The records that follow are to be repeated exactly, with the pictures removed.

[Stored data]
============

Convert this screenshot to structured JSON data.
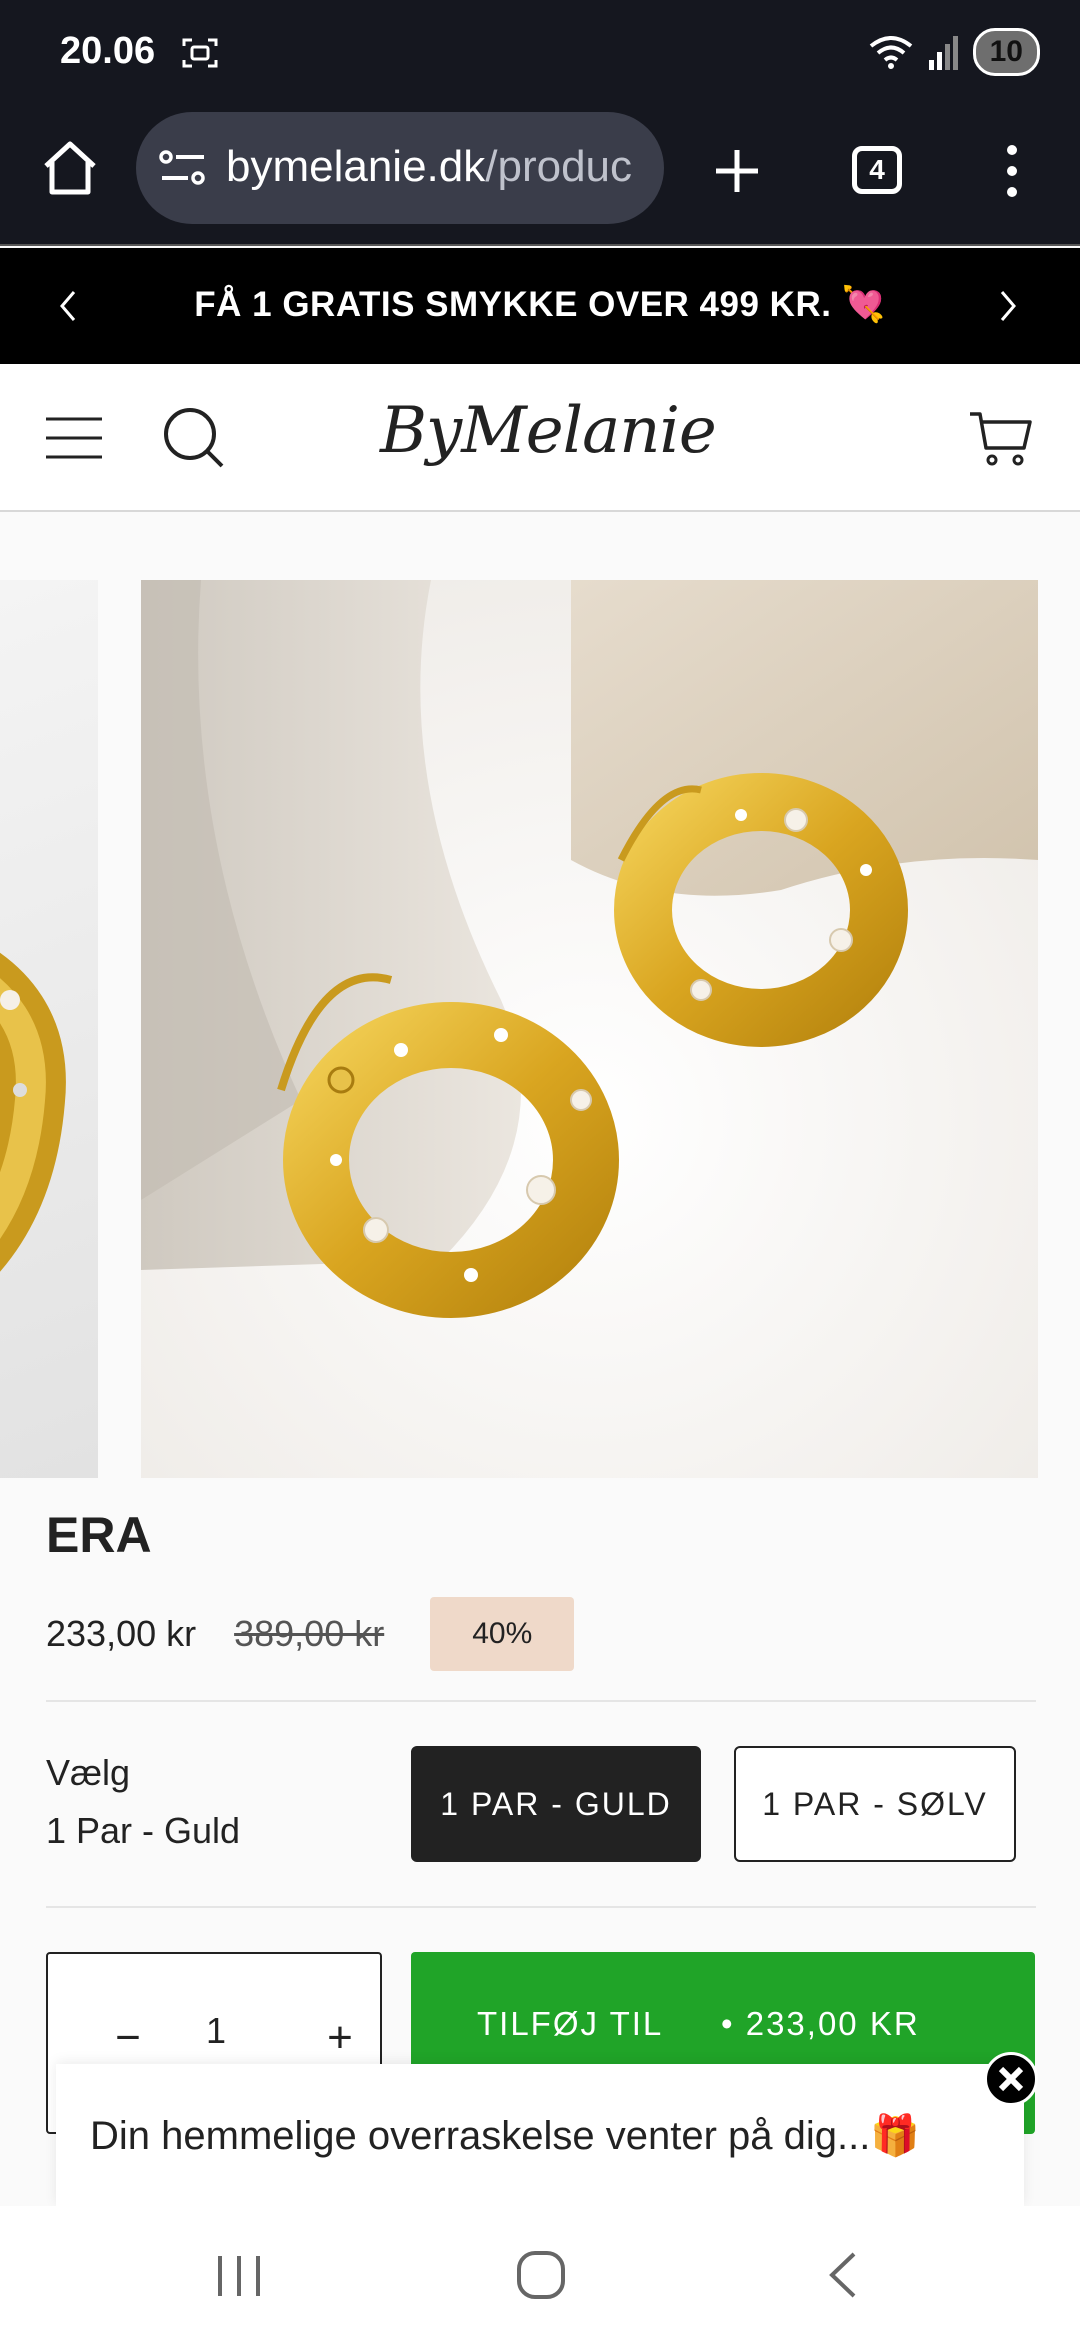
{
  "status_bar": {
    "time": "20.06",
    "battery": "10"
  },
  "browser": {
    "url_host": "bymelanie.dk",
    "url_rest": "/produc",
    "tab_count": "4"
  },
  "announcement": {
    "text": "FÅ 1 GRATIS SMYKKE OVER 499 KR. 💘"
  },
  "store": {
    "logo": "ByMelanie"
  },
  "product": {
    "title": "ERA",
    "price": "233,00 kr",
    "compare_price": "389,00 kr",
    "discount_badge": "40%"
  },
  "variant": {
    "label": "Vælg",
    "selected_value": "1 Par - Guld",
    "options": [
      "1 PAR - GULD",
      "1 PAR - SØLV"
    ]
  },
  "quantity": {
    "value": "1"
  },
  "add_to_cart": {
    "label": "TILFØJ TIL KURV",
    "price": "• 233,00 KR"
  },
  "popup": {
    "text": "Din hemmelige overraskelse venter på dig...🎁"
  },
  "colors": {
    "add_to_cart_bg": "#20a428",
    "badge_bg": "#efd9c9",
    "selected_variant_bg": "#222222"
  }
}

============

# Solved problem
Convert this screenshot to structured JSON data.
{
  "status_bar": {
    "time": "20.06",
    "battery": "10"
  },
  "browser": {
    "url_host": "bymelanie.dk",
    "url_rest": "/produc",
    "tab_count": "4"
  },
  "announcement": {
    "text": "FÅ 1 GRATIS SMYKKE OVER 499 KR. 💘"
  },
  "store": {
    "logo": "ByMelanie"
  },
  "product": {
    "title": "ERA",
    "price": "233,00 kr",
    "compare_price": "389,00 kr",
    "discount_badge": "40%"
  },
  "variant": {
    "label": "Vælg",
    "selected_value": "1 Par - Guld",
    "options": [
      "1 PAR - GULD",
      "1 PAR - SØLV"
    ]
  },
  "quantity": {
    "value": "1"
  },
  "add_to_cart": {
    "label": "TILFØJ TIL KURV",
    "price": "• 233,00 KR"
  },
  "popup": {
    "text": "Din hemmelige overraskelse venter på dig...🎁"
  },
  "colors": {
    "add_to_cart_bg": "#20a428",
    "badge_bg": "#efd9c9",
    "selected_variant_bg": "#222222"
  }
}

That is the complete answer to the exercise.